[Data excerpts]
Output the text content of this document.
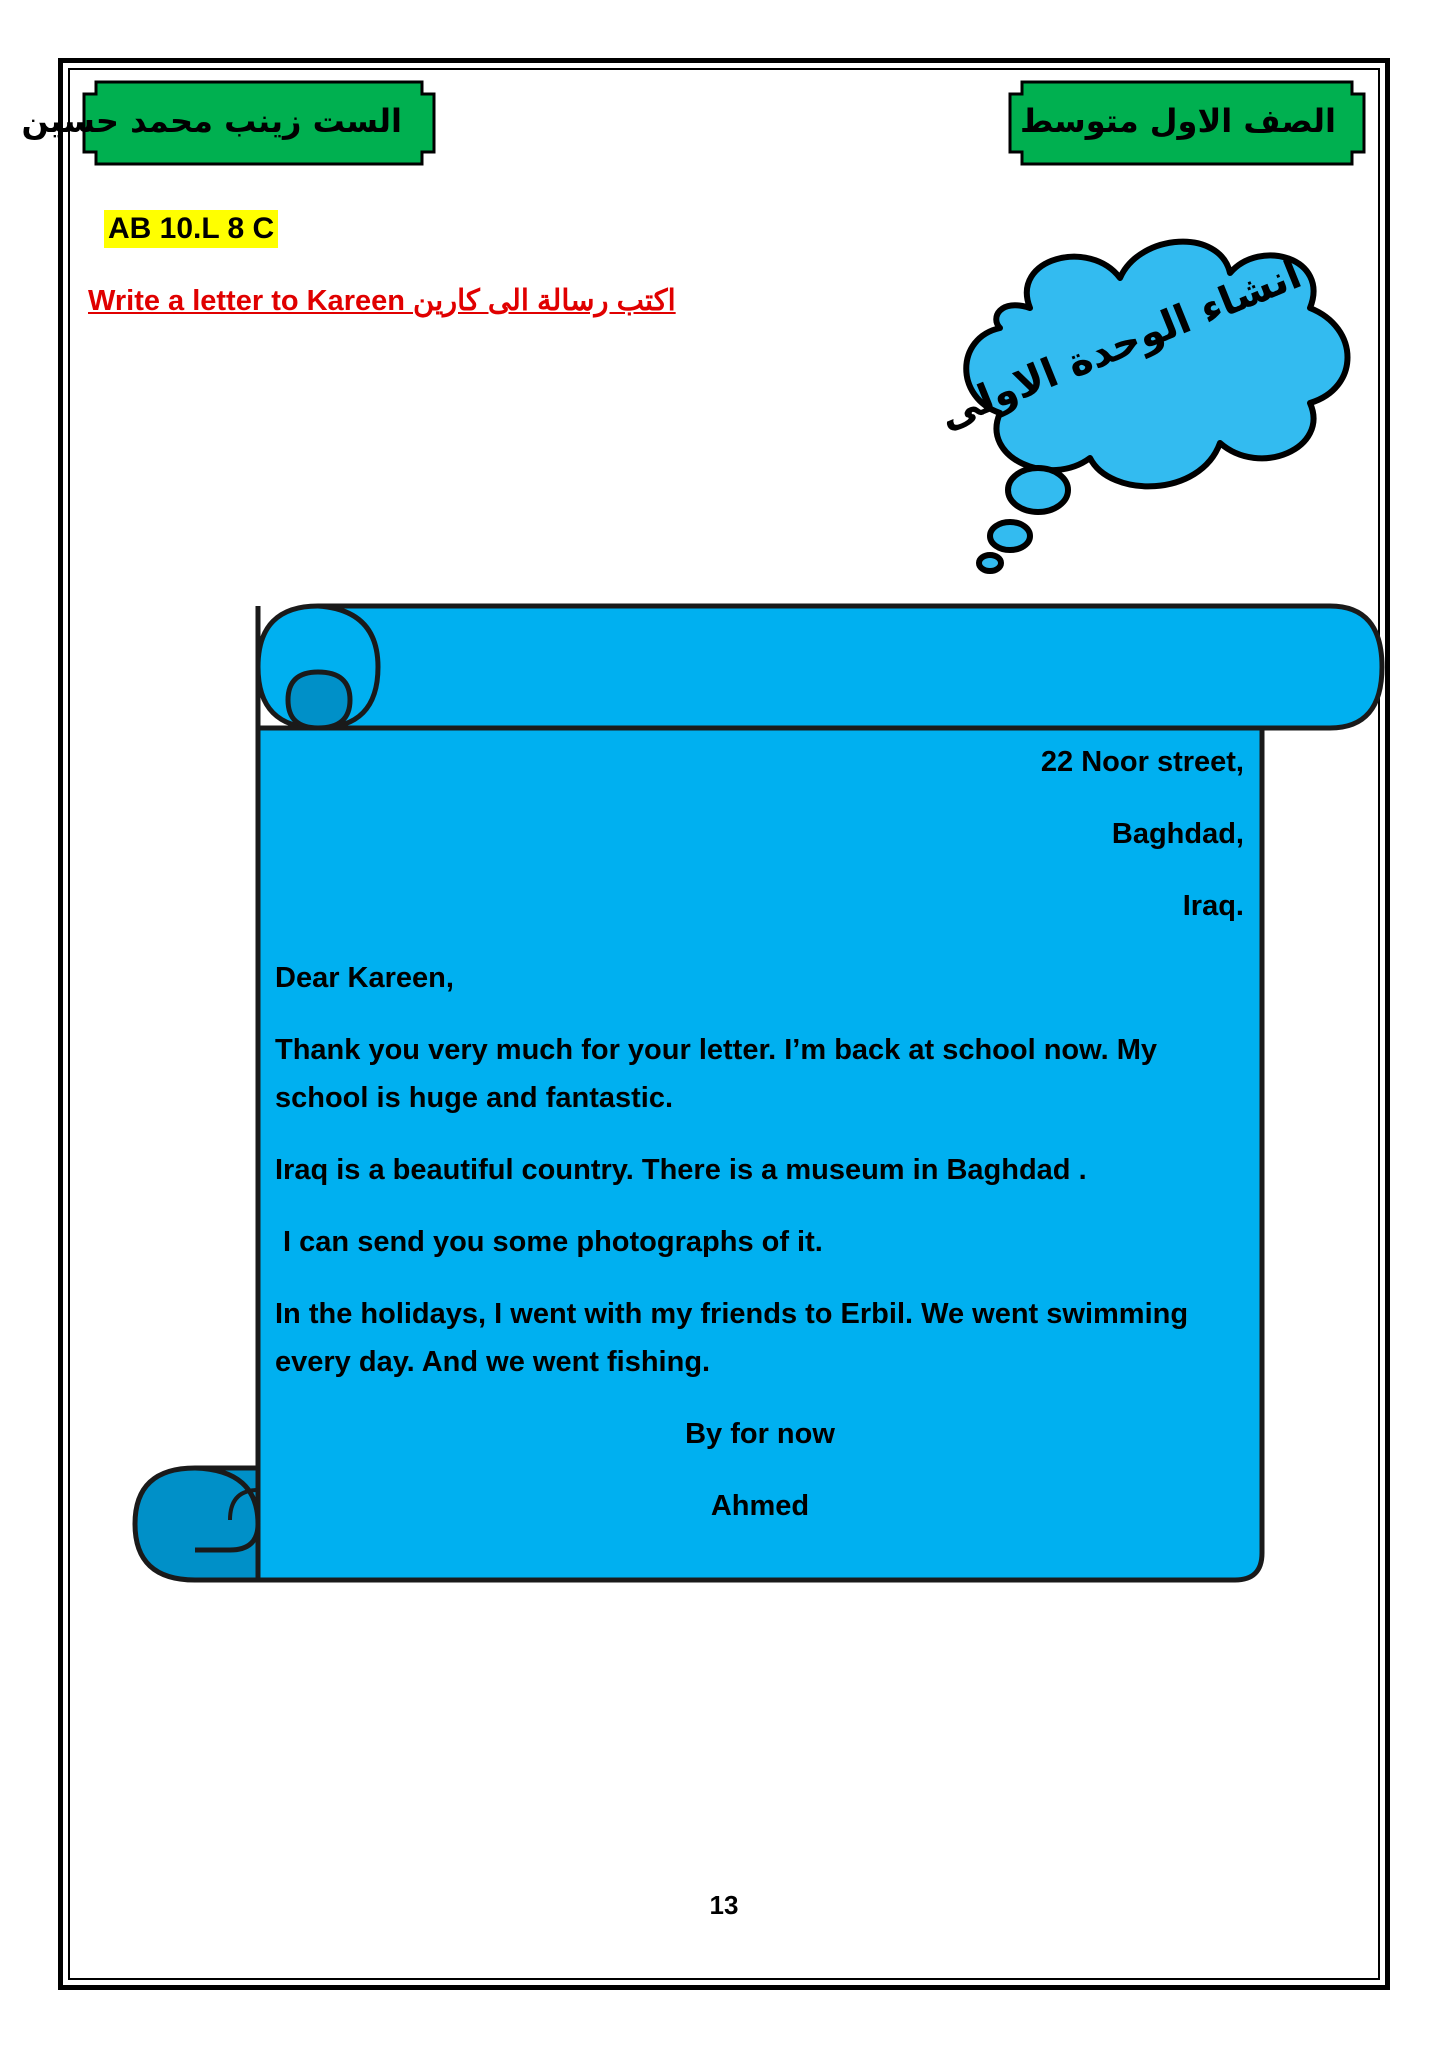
الست زينب محمد حسين	الصف الاول متوسط
AB 10.L 8 C
Write a letter to Kareen اكتب رسالة الى كارين	انشاء الوحدة الاولى
22 Noor street,
Baghdad,
Iraq.
Dear Kareen,
Thank you very much for your letter. I’m back at school now. My school is huge and fantastic.
Iraq is a beautiful country. There is a museum in Baghdad .
I can send you some photographs of it.
In the holidays, I went with my friends to Erbil. We went swimming every day. And we went fishing.
By for now
Ahmed
13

* _INSTRUCTION_: Search the records for the word "Iraq". Copy every line that has it.

* _SOLUTION FOR THIS PROBLEM_:
Iraq.
Iraq is a beautiful country. There is a museum in Baghdad .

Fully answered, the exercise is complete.